**Your goal**
Tell me how many lines hold "yanada", please, using only the number.

--- begin Material for the task ---

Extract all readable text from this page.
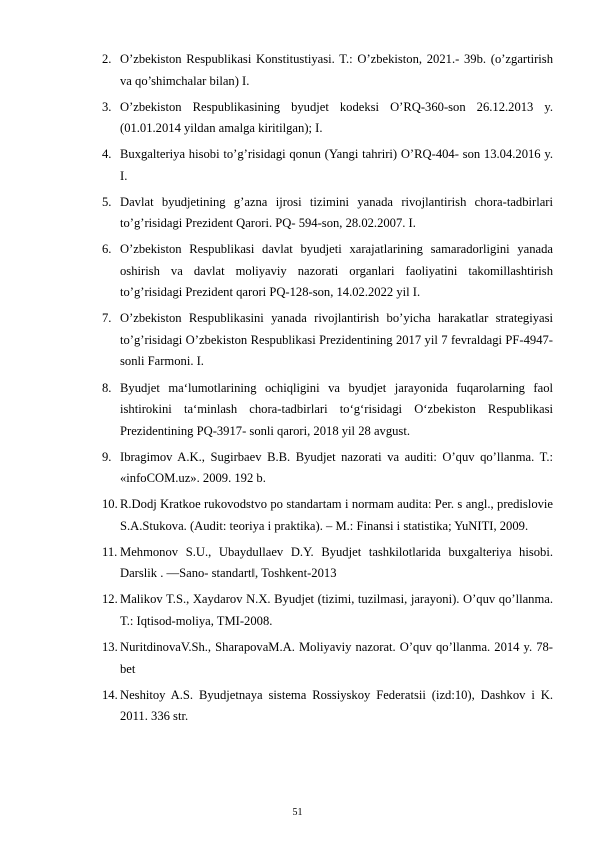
2. O’zbekiston Respublikasi Konstitustiyasi. T.: O’zbekiston, 2021.- 39b. (o’zgartirish va qo’shimchalar bilan) I.
3. O’zbekiston Respublikasining byudjet kodeksi O’RQ-360-son 26.12.2013 y. (01.01.2014 yildan amalga kiritilgan); I.
4. Buxgalteriya hisobi to’g’risidagi qonun (Yangi tahriri) O’RQ-404- son 13.04.2016 y. I.
5. Davlat byudjetining g’azna ijrosi tizimini yanada rivojlantirish chora-tadbirlari to’g’risidagi Prezident Qarori. PQ- 594-son, 28.02.2007. I.
6. O’zbekiston Respublikasi davlat byudjeti xarajatlarining samaradorligini yanada oshirish va davlat moliyaviy nazorati organlari faoliyatini takomillashtirish to’g’risidagi Prezident qarori PQ-128-son, 14.02.2022 yil I.
7. O’zbekiston Respublikasini yanada rivojlantirish bo’yicha harakatlar strategiyasi to’g’risidagi O’zbekiston Respublikasi Prezidentining 2017 yil 7 fevraldagi PF-4947-sonli Farmoni. I.
8. Byudjet ma‘lumotlarining ochiqligini va byudjet jarayonida fuqarolarning faol ishtirokini ta‘minlash chora-tadbirlari to‘g‘risidagi O‘zbekiston Respublikasi Prezidentining PQ-3917- sonli qarori, 2018 yil 28 avgust.
9. Ibragimov A.K., Sugirbaev B.B. Byudjet nazorati va auditi: O’quv qo’llanma. T.: «infoCOM.uz». 2009. 192 b.
10. R.Dodj Kratkoe rukovodstvo po standartam i normam audita: Per. s angl., predislovie S.A.Stukova. (Audit: teoriya i praktika). – M.: Finansi i statistika; YuNITI, 2009.
11. Mehmonov S.U., Ubaydullaev D.Y. Byudjet tashkilotlarida buxgalteriya hisobi. Darslik . ―Sano- standart‖, Toshkent-2013
12. Malikov T.S., Xaydarov N.X. Byudjet (tizimi, tuzilmasi, jarayoni). O’quv qo’llanma. T.: Iqtisod-moliya, TMI-2008.
13. NuritdinovaV.Sh., SharapovaM.A. Moliyaviy nazorat. O’quv qo’llanma. 2014 y. 78-bet
14. Neshitoy A.S. Byudjetnaya sistema Rossiyskoy Federatsii (izd:10), Dashkov i K. 2011. 336 str.
51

--- end Material for the task ---

**Exercise result**
3